-- start of Material shown --

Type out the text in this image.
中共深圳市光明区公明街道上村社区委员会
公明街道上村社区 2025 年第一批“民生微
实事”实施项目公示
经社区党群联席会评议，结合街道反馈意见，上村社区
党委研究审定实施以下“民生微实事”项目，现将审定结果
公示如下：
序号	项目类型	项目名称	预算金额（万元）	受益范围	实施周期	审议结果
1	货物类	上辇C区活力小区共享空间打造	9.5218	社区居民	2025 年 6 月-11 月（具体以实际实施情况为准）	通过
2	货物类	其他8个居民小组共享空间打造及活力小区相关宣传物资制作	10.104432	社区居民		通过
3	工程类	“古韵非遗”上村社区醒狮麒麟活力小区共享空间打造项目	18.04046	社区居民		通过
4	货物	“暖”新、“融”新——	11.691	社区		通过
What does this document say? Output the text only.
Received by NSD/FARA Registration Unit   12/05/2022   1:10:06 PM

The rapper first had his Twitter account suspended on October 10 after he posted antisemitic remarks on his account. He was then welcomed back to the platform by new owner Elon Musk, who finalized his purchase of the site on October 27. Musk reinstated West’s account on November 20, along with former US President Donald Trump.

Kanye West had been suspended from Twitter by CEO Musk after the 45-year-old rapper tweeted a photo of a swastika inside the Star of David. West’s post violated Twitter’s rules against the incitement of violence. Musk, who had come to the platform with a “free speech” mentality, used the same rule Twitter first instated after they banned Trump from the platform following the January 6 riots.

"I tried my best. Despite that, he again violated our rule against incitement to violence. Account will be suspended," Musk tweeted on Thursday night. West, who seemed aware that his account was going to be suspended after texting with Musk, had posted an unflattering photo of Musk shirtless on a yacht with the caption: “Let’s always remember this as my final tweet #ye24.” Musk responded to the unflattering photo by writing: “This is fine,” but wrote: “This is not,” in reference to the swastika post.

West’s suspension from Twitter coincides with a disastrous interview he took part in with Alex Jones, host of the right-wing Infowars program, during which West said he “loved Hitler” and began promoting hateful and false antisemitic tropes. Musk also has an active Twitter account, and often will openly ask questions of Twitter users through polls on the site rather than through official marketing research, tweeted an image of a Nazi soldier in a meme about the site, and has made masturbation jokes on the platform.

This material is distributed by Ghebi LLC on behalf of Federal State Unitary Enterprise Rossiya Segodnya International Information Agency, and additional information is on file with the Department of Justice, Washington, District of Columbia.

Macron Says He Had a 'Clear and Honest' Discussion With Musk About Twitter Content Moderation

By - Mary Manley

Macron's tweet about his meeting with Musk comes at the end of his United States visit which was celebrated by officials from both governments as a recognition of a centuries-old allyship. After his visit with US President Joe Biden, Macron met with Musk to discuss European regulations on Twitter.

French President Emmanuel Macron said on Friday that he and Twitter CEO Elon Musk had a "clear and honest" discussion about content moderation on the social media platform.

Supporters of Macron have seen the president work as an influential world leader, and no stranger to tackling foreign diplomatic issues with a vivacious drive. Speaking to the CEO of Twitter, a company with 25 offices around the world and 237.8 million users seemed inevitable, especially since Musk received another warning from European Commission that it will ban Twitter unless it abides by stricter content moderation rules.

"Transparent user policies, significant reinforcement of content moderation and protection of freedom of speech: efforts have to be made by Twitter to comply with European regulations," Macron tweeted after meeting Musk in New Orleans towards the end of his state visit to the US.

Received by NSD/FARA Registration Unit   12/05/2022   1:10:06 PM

-- end of Material shown --

-- Aim of the exercise --
Copy out each line exactly as written.

-- Complete answer --
Type out the text in this image.
中共深圳市光明区公明街道上村社区委员会
公明街道上村社区 2025 年第一批“民生微
实事”实施项目公示
经社区党群联席会评议，结合街道反馈意见，上村社区
党委研究审定实施以下“民生微实事”项目，现将审定结果
公示如下：
序号	项目类型	项目名称	预算金额（万元）	受益范围	实施周期	审议结果
1	货物类	上辇C区活力小区共享空间打造	9.5218	社区居民	2025 年 6 月-11 月（具体以实际实施情况为准）	通过
2	货物类	其他8个居民小组共享空间打造及活力小区相关宣传物资制作	10.104432	社区居民		通过
3	工程类	“古韵非遗”上村社区醒狮麒麟活力小区共享空间打造项目	18.04046	社区居民		通过
4	货物	“暖”新、“融”新——	11.691	社区		通过
What does this document say? Output the text only.
Received by NSD/FARA Registration Unit   12/05/2022   1:10:06 PM

The rapper first had his Twitter account suspended on October 10 after he posted antisemitic remarks on his account. He was then welcomed back to the platform by new owner Elon Musk, who finalized his purchase of the site on October 27. Musk reinstated West’s account on November 20, along with former US President Donald Trump.

Kanye West had been suspended from Twitter by CEO Musk after the 45-year-old rapper tweeted a photo of a swastika inside the Star of David. West’s post violated Twitter’s rules against the incitement of violence. Musk, who had come to the platform with a “free speech” mentality, used the same rule Twitter first instated after they banned Trump from the platform following the January 6 riots.

"I tried my best. Despite that, he again violated our rule against incitement to violence. Account will be suspended," Musk tweeted on Thursday night. West, who seemed aware that his account was going to be suspended after texting with Musk, had posted an unflattering photo of Musk shirtless on a yacht with the caption: “Let’s always remember this as my final tweet #ye24.” Musk responded to the unflattering photo by writing: “This is fine,” but wrote: “This is not,” in reference to the swastika post.

West’s suspension from Twitter coincides with a disastrous interview he took part in with Alex Jones, host of the right-wing Infowars program, during which West said he “loved Hitler” and began promoting hateful and false antisemitic tropes. Musk also has an active Twitter account, and often will openly ask questions of Twitter users through polls on the site rather than through official marketing research, tweeted an image of a Nazi soldier in a meme about the site, and has made masturbation jokes on the platform.

This material is distributed by Ghebi LLC on behalf of Federal State Unitary Enterprise Rossiya Segodnya International Information Agency, and additional information is on file with the Department of Justice, Washington, District of Columbia.

Macron Says He Had a 'Clear and Honest' Discussion With Musk About Twitter Content Moderation

By - Mary Manley

Macron's tweet about his meeting with Musk comes at the end of his United States visit which was celebrated by officials from both governments as a recognition of a centuries-old allyship. After his visit with US President Joe Biden, Macron met with Musk to discuss European regulations on Twitter.

French President Emmanuel Macron said on Friday that he and Twitter CEO Elon Musk had a "clear and honest" discussion about content moderation on the social media platform.

Supporters of Macron have seen the president work as an influential world leader, and no stranger to tackling foreign diplomatic issues with a vivacious drive. Speaking to the CEO of Twitter, a company with 25 offices around the world and 237.8 million users seemed inevitable, especially since Musk received another warning from European Commission that it will ban Twitter unless it abides by stricter content moderation rules.

"Transparent user policies, significant reinforcement of content moderation and protection of freedom of speech: efforts have to be made by Twitter to comply with European regulations," Macron tweeted after meeting Musk in New Orleans towards the end of his state visit to the US.

Received by NSD/FARA Registration Unit   12/05/2022   1:10:06 PM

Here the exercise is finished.